In the entries that follow, find the word "name" and report each line it is on.

* [Listed entries]
--*--

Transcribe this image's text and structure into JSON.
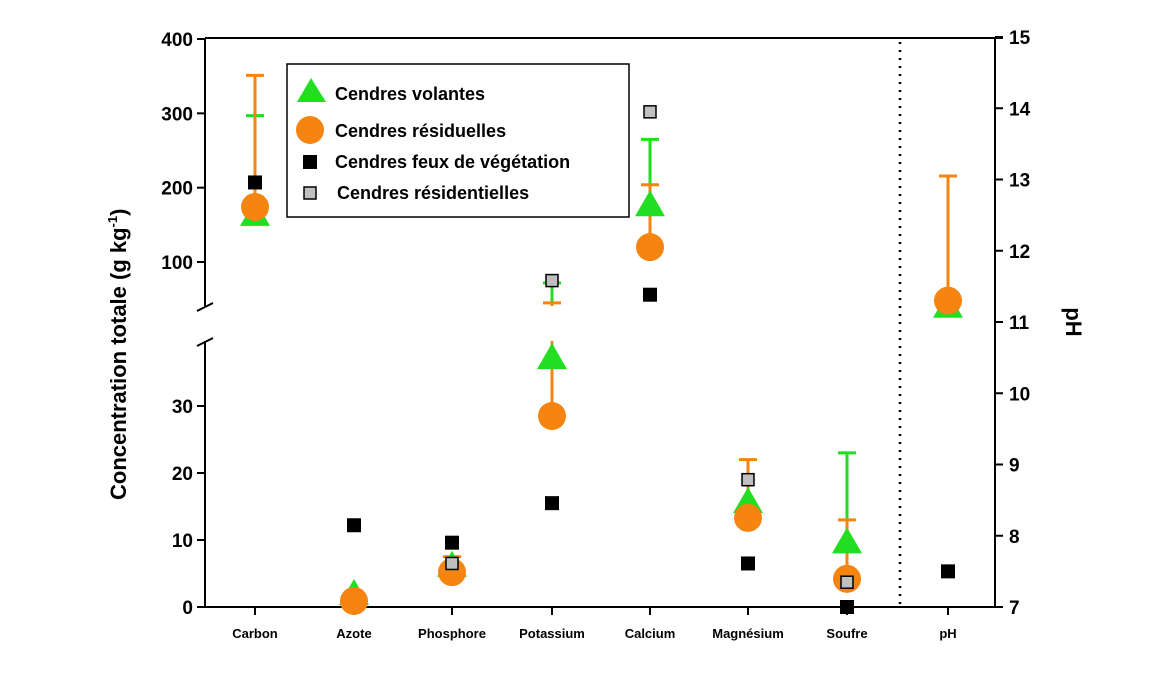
{
  "chart_data": {
    "type": "scatter",
    "title": "",
    "categories": [
      "Carbon",
      "Azote",
      "Phosphore",
      "Potassium",
      "Calcium",
      "Magnésium",
      "Soufre",
      "pH"
    ],
    "ylabel_left": "Concentration totale (g kg",
    "ylabel_left_sup": "-1",
    "ylabel_left_close": ")",
    "ylabel_right": "pH",
    "y_left": {
      "broken": true,
      "lower_range": [
        0,
        40
      ],
      "upper_range": [
        40,
        400
      ],
      "lower_ticks": [
        "0",
        "10",
        "20",
        "30"
      ],
      "upper_ticks": [
        "100",
        "200",
        "300",
        "400"
      ]
    },
    "y_right": {
      "range": [
        7,
        15
      ],
      "ticks": [
        "7",
        "8",
        "9",
        "10",
        "11",
        "12",
        "13",
        "14",
        "15"
      ]
    },
    "separator_before": "pH",
    "legend": {
      "placement": "top-left",
      "entries": [
        "Cendres volantes",
        "Cendres résiduelles",
        "Cendres feux de végétation",
        "Cendres résidentielles"
      ]
    },
    "series": [
      {
        "name": "Cendres volantes",
        "marker": "triangle",
        "color": "#22dd22",
        "values": [
          162,
          1.8,
          6.0,
          37,
          175,
          15.5,
          9.5,
          11.2
        ],
        "error_upper": [
          297,
          null,
          null,
          72,
          265,
          null,
          23,
          null
        ]
      },
      {
        "name": "Cendres résiduelles",
        "marker": "circle",
        "color": "#f58410",
        "values": [
          174,
          0.9,
          5.2,
          28.5,
          120,
          13.3,
          4.2,
          11.3
        ],
        "error_upper": [
          351,
          null,
          7.5,
          45,
          204,
          22,
          13,
          13.05
        ]
      },
      {
        "name": "Cendres feux de végétation",
        "marker": "square",
        "color": "#000000",
        "values": [
          207,
          12.2,
          9.6,
          15.5,
          56,
          6.5,
          0,
          7.5
        ],
        "error_upper": [
          null,
          null,
          null,
          null,
          null,
          null,
          null,
          null
        ]
      },
      {
        "name": "Cendres résidentielles",
        "marker": "square",
        "color": "#c0c0c0",
        "values": [
          null,
          null,
          6.5,
          75,
          302,
          19,
          3.7,
          null
        ],
        "error_upper": [
          null,
          null,
          null,
          null,
          null,
          null,
          null,
          null
        ]
      }
    ]
  }
}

--*--

* [Result below]
        "name": "Cendres volantes",
        "name": "Cendres résiduelles",
        "name": "Cendres feux de végétation",
        "name": "Cendres résidentielles",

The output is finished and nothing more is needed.